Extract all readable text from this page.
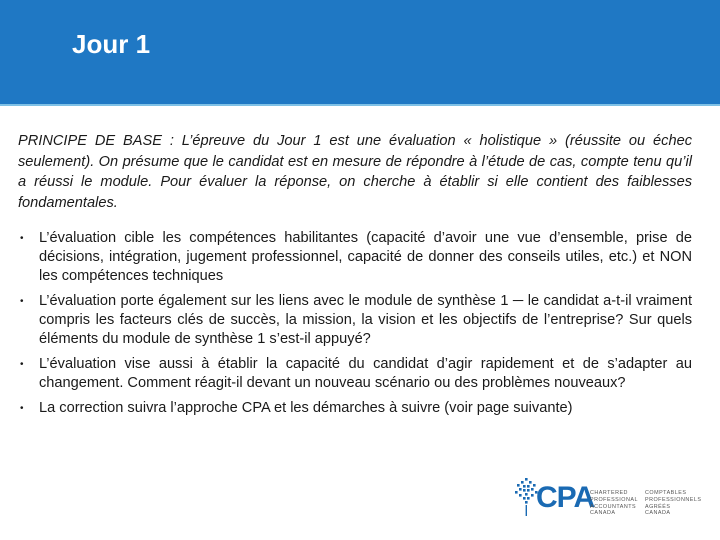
Jour 1

PRINCIPE DE BASE : L’épreuve du Jour 1 est une évaluation « holistique » (réussite ou échec seulement). On présume que le candidat est en mesure de répondre à l’étude de cas, compte tenu qu’il a réussi le module. Pour évaluer la réponse, on cherche à établir si elle contient des faiblesses fondamentales.

• L’évaluation cible les compétences habilitantes (capacité d’avoir une vue d’ensemble, prise de décisions, intégration, jugement professionnel, capacité de donner des conseils utiles, etc.) et NON les compétences techniques
• L’évaluation porte également sur les liens avec le module de synthèse 1 ─ le candidat a-t-il vraiment compris les facteurs clés de succès, la mission, la vision et les objectifs de l’entreprise? Sur quels éléments du module de synthèse 1 s’est-il appuyé?
• L’évaluation vise aussi à établir la capacité du candidat d’agir rapidement et de s’adapter au changement. Comment réagit-il devant un nouveau scénario ou des problèmes nouveaux?
• La correction suivra l’approche CPA et les démarches à suivre (voir page suivante)
CPA
CHARTERED
PROFESSIONAL
ACCOUNTANTS
CANADA
COMPTABLES
PROFESSIONNELS
AGRÉÉS
CANADA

———

- Work required: Repeat the listing verbatim. Skip the pictures.

- Solution:
Extract all readable text from this page.
Jour 1

PRINCIPE DE BASE : L’épreuve du Jour 1 est une évaluation « holistique » (réussite ou échec seulement). On présume que le candidat est en mesure de répondre à l’étude de cas, compte tenu qu’il a réussi le module. Pour évaluer la réponse, on cherche à établir si elle contient des faiblesses fondamentales.

• L’évaluation cible les compétences habilitantes (capacité d’avoir une vue d’ensemble, prise de décisions, intégration, jugement professionnel, capacité de donner des conseils utiles, etc.) et NON les compétences techniques
• L’évaluation porte également sur les liens avec le module de synthèse 1 ─ le candidat a-t-il vraiment compris les facteurs clés de succès, la mission, la vision et les objectifs de l’entreprise? Sur quels éléments du module de synthèse 1 s’est-il appuyé?
• L’évaluation vise aussi à établir la capacité du candidat d’agir rapidement et de s’adapter au changement. Comment réagit-il devant un nouveau scénario ou des problèmes nouveaux?
• La correction suivra l’approche CPA et les démarches à suivre (voir page suivante)
CPA
CHARTERED
PROFESSIONAL
ACCOUNTANTS
CANADA
COMPTABLES
PROFESSIONNELS
AGRÉÉS
CANADA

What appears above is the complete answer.